## [WHAT THIS TASK INVOLVES]
Will you output the entries below exactly, skipping every image they contain?

>> begin EXERCISE MATERIAL

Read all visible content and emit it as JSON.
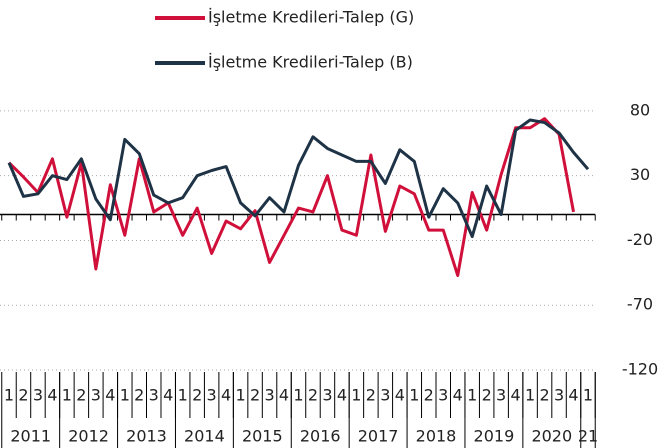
{
  "chart_data": {
    "type": "line",
    "categories": [
      "1",
      "2",
      "3",
      "4",
      "1",
      "2",
      "3",
      "4",
      "1",
      "2",
      "3",
      "4",
      "1",
      "2",
      "3",
      "4",
      "1",
      "2",
      "3",
      "4",
      "1",
      "2",
      "3",
      "4",
      "1",
      "2",
      "3",
      "4",
      "1",
      "2",
      "3",
      "4",
      "1",
      "2",
      "3",
      "4",
      "1",
      "2",
      "3",
      "4",
      "1"
    ],
    "years": [
      "2011",
      "2012",
      "2013",
      "2014",
      "2015",
      "2016",
      "2017",
      "2018",
      "2019",
      "2020",
      "21"
    ],
    "series": [
      {
        "name": "İşletme Kredileri-Talep (G)",
        "color": "#d0103a",
        "values": [
          40,
          29,
          17,
          43,
          -2,
          40,
          -42,
          23,
          -16,
          43,
          2,
          9,
          -16,
          5,
          -30,
          -5,
          -11,
          3,
          -37,
          -16,
          5,
          2,
          30,
          -12,
          -16,
          46,
          -13,
          22,
          16,
          -12,
          -12,
          -47,
          17,
          -12,
          31,
          67,
          67,
          74,
          62,
          2,
          null
        ]
      },
      {
        "name": "İşletme Kredileri-Talep (B)",
        "color": "#1f3347",
        "values": [
          40,
          14,
          16,
          30,
          27,
          43,
          12,
          -4,
          58,
          47,
          15,
          9,
          13,
          30,
          34,
          37,
          9,
          -1,
          13,
          2,
          38,
          60,
          51,
          46,
          41,
          41,
          24,
          50,
          41,
          -2,
          20,
          9,
          -17,
          22,
          0,
          65,
          73,
          71,
          63,
          48,
          35
        ]
      }
    ],
    "ylim": [
      -120,
      100
    ],
    "yticks": [
      80,
      30,
      -20,
      -70,
      -120
    ],
    "grid": true,
    "legend": "top"
  }
}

>> end EXERCISE MATERIAL

## [TASK RESPONSE]
Read all visible content and emit it as JSON.
{
  "chart_data": {
    "type": "line",
    "categories": [
      "1",
      "2",
      "3",
      "4",
      "1",
      "2",
      "3",
      "4",
      "1",
      "2",
      "3",
      "4",
      "1",
      "2",
      "3",
      "4",
      "1",
      "2",
      "3",
      "4",
      "1",
      "2",
      "3",
      "4",
      "1",
      "2",
      "3",
      "4",
      "1",
      "2",
      "3",
      "4",
      "1",
      "2",
      "3",
      "4",
      "1",
      "2",
      "3",
      "4",
      "1"
    ],
    "years": [
      "2011",
      "2012",
      "2013",
      "2014",
      "2015",
      "2016",
      "2017",
      "2018",
      "2019",
      "2020",
      "21"
    ],
    "series": [
      {
        "name": "İşletme Kredileri-Talep (G)",
        "color": "#d0103a",
        "values": [
          40,
          29,
          17,
          43,
          -2,
          40,
          -42,
          23,
          -16,
          43,
          2,
          9,
          -16,
          5,
          -30,
          -5,
          -11,
          3,
          -37,
          -16,
          5,
          2,
          30,
          -12,
          -16,
          46,
          -13,
          22,
          16,
          -12,
          -12,
          -47,
          17,
          -12,
          31,
          67,
          67,
          74,
          62,
          2,
          null
        ]
      },
      {
        "name": "İşletme Kredileri-Talep (B)",
        "color": "#1f3347",
        "values": [
          40,
          14,
          16,
          30,
          27,
          43,
          12,
          -4,
          58,
          47,
          15,
          9,
          13,
          30,
          34,
          37,
          9,
          -1,
          13,
          2,
          38,
          60,
          51,
          46,
          41,
          41,
          24,
          50,
          41,
          -2,
          20,
          9,
          -17,
          22,
          0,
          65,
          73,
          71,
          63,
          48,
          35
        ]
      }
    ],
    "ylim": [
      -120,
      100
    ],
    "yticks": [
      80,
      30,
      -20,
      -70,
      -120
    ],
    "grid": true,
    "legend": "top"
  }
}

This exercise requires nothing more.